▶ **Records excerpted from a collection**:
_ _ _ _ _ _ _
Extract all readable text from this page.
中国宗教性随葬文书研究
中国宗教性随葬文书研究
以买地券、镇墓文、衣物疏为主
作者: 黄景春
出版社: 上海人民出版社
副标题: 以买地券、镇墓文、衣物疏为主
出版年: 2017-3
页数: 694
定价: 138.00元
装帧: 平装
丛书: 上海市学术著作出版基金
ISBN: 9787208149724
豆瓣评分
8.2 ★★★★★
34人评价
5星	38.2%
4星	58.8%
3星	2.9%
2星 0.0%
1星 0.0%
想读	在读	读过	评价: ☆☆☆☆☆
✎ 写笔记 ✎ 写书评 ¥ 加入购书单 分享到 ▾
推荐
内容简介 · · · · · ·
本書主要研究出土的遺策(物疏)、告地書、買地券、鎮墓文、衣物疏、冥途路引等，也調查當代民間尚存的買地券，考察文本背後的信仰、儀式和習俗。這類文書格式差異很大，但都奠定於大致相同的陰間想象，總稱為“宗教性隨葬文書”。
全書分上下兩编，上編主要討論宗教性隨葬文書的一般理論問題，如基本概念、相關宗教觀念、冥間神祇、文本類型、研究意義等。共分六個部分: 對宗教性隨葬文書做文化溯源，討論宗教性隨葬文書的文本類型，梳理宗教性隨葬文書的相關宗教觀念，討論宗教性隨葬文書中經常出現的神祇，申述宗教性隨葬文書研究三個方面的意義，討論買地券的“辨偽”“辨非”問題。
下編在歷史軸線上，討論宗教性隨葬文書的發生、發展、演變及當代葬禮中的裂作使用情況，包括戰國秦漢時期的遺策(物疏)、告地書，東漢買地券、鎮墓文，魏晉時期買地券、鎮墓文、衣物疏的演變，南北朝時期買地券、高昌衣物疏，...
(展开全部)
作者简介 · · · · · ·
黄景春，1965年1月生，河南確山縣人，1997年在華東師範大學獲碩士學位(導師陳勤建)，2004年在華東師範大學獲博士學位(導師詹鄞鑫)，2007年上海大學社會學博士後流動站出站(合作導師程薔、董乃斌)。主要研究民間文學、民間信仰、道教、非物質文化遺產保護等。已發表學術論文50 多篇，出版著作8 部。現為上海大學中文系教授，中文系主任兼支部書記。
_ _ _ _ _ _ _
▶ **WORK TO DO**: Each record above should be returned exactly as it appears.

▶ **COMPLETED EXERCISE**:
Extract all readable text from this page.
中国宗教性随葬文书研究
中国宗教性随葬文书研究
以买地券、镇墓文、衣物疏为主
作者: 黄景春
出版社: 上海人民出版社
副标题: 以买地券、镇墓文、衣物疏为主
出版年: 2017-3
页数: 694
定价: 138.00元
装帧: 平装
丛书: 上海市学术著作出版基金
ISBN: 9787208149724
豆瓣评分
8.2 ★★★★★
34人评价
5星	38.2%
4星	58.8%
3星	2.9%
2星 0.0%
1星 0.0%
想读	在读	读过	评价: ☆☆☆☆☆
✎ 写笔记 ✎ 写书评 ¥ 加入购书单 分享到 ▾
推荐
内容简介 · · · · · ·
本書主要研究出土的遺策(物疏)、告地書、買地券、鎮墓文、衣物疏、冥途路引等，也調查當代民間尚存的買地券，考察文本背後的信仰、儀式和習俗。這類文書格式差異很大，但都奠定於大致相同的陰間想象，總稱為“宗教性隨葬文書”。
全書分上下兩编，上編主要討論宗教性隨葬文書的一般理論問題，如基本概念、相關宗教觀念、冥間神祇、文本類型、研究意義等。共分六個部分: 對宗教性隨葬文書做文化溯源，討論宗教性隨葬文書的文本類型，梳理宗教性隨葬文書的相關宗教觀念，討論宗教性隨葬文書中經常出現的神祇，申述宗教性隨葬文書研究三個方面的意義，討論買地券的“辨偽”“辨非”問題。
下編在歷史軸線上，討論宗教性隨葬文書的發生、發展、演變及當代葬禮中的裂作使用情況，包括戰國秦漢時期的遺策(物疏)、告地書，東漢買地券、鎮墓文，魏晉時期買地券、鎮墓文、衣物疏的演變，南北朝時期買地券、高昌衣物疏，...
(展开全部)
作者简介 · · · · · ·
黄景春，1965年1月生，河南確山縣人，1997年在華東師範大學獲碩士學位(導師陳勤建)，2004年在華東師範大學獲博士學位(導師詹鄞鑫)，2007年上海大學社會學博士後流動站出站(合作導師程薔、董乃斌)。主要研究民間文學、民間信仰、道教、非物質文化遺產保護等。已發表學術論文50 多篇，出版著作8 部。現為上海大學中文系教授，中文系主任兼支部書記。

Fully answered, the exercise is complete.